__Entries__.
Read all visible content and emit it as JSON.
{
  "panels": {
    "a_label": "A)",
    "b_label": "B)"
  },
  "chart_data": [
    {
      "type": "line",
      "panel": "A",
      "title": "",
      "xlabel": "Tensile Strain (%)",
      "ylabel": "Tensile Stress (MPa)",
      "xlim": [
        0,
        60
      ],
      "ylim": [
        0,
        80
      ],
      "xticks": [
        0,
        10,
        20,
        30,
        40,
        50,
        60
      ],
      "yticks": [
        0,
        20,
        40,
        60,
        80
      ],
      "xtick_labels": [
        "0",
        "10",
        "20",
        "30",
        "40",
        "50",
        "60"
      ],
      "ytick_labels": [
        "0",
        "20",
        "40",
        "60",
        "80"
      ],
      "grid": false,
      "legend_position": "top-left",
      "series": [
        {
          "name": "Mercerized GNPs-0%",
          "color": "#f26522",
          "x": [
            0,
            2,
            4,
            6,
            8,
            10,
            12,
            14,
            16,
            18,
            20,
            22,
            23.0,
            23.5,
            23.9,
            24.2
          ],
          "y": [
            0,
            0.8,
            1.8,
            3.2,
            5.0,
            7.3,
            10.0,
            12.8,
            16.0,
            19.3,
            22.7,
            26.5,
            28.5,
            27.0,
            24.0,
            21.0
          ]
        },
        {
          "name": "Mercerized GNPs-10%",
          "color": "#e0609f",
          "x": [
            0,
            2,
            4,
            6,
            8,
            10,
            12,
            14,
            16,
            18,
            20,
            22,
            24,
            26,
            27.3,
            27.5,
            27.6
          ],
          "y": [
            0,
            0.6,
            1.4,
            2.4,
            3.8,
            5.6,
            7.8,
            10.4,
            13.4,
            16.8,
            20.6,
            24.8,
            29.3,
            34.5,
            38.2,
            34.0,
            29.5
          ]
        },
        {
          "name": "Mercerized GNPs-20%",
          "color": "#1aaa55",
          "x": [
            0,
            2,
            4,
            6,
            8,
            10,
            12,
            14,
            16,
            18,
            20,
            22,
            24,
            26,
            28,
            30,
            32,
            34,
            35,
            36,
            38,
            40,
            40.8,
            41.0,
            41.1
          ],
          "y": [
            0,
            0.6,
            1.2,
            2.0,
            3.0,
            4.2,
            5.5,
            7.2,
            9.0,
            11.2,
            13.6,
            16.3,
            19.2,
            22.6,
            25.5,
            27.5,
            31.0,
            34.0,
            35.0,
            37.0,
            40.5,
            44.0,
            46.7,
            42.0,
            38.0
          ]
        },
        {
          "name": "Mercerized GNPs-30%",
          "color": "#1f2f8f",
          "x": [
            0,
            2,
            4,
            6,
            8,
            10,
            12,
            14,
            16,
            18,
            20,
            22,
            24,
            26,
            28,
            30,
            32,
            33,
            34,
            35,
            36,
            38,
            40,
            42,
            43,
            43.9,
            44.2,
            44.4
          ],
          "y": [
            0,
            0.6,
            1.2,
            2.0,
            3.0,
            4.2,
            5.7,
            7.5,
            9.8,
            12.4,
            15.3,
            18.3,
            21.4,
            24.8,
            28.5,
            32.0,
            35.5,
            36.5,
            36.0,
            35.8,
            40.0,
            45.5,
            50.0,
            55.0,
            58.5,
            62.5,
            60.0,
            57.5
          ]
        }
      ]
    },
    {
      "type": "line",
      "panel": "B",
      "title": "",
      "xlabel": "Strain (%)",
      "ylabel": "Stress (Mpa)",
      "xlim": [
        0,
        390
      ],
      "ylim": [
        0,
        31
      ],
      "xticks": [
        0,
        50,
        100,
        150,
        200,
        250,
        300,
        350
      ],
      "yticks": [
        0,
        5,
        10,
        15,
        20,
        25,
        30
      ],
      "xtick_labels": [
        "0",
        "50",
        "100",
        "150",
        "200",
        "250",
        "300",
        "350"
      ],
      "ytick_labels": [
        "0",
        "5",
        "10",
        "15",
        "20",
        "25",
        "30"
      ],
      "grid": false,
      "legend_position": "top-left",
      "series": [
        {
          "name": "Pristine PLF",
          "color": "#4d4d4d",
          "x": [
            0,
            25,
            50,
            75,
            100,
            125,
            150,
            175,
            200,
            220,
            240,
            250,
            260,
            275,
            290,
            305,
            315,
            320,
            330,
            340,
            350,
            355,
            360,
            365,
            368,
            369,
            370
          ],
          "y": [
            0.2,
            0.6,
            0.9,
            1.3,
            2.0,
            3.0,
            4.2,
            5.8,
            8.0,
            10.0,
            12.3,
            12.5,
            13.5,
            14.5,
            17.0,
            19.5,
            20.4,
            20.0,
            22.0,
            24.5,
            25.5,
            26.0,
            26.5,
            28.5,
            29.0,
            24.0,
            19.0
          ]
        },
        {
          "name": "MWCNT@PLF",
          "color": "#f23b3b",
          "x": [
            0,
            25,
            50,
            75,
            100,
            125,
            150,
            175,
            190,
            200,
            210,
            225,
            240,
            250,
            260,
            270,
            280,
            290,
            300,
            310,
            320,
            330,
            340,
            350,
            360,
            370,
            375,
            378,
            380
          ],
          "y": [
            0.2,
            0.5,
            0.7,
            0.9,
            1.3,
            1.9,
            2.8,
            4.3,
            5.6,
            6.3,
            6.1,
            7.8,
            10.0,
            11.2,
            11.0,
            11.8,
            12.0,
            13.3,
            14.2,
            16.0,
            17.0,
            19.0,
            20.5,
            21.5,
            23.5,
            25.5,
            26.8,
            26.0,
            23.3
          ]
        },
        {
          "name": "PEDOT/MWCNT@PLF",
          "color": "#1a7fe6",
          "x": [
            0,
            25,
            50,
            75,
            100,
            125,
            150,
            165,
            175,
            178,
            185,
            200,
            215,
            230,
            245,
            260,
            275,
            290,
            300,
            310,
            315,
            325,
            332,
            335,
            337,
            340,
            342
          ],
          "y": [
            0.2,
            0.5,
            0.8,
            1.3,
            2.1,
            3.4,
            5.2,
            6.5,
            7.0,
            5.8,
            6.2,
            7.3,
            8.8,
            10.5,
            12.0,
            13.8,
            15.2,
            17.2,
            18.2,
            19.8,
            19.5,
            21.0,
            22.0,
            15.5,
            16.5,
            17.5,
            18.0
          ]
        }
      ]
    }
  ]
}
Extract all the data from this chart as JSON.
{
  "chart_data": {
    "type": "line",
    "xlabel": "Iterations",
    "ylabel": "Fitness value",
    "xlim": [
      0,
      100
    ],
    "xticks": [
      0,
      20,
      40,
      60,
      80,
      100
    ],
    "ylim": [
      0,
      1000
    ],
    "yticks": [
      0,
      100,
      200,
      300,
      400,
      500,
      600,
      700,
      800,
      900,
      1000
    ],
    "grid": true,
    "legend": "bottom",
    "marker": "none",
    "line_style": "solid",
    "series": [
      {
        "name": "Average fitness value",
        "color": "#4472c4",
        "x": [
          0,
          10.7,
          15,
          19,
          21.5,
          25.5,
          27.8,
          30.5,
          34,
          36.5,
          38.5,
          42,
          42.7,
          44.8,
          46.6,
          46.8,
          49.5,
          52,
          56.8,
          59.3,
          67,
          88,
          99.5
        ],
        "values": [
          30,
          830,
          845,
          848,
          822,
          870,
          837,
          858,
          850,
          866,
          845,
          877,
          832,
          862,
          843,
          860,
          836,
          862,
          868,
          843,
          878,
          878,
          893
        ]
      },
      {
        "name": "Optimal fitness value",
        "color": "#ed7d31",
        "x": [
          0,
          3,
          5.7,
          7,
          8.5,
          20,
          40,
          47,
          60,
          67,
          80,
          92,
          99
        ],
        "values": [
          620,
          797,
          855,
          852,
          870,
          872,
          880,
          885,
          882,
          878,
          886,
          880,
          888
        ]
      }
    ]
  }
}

__Task__. In the entries above, count every line containing the word "name". Write only the total.

__The completed task__. 9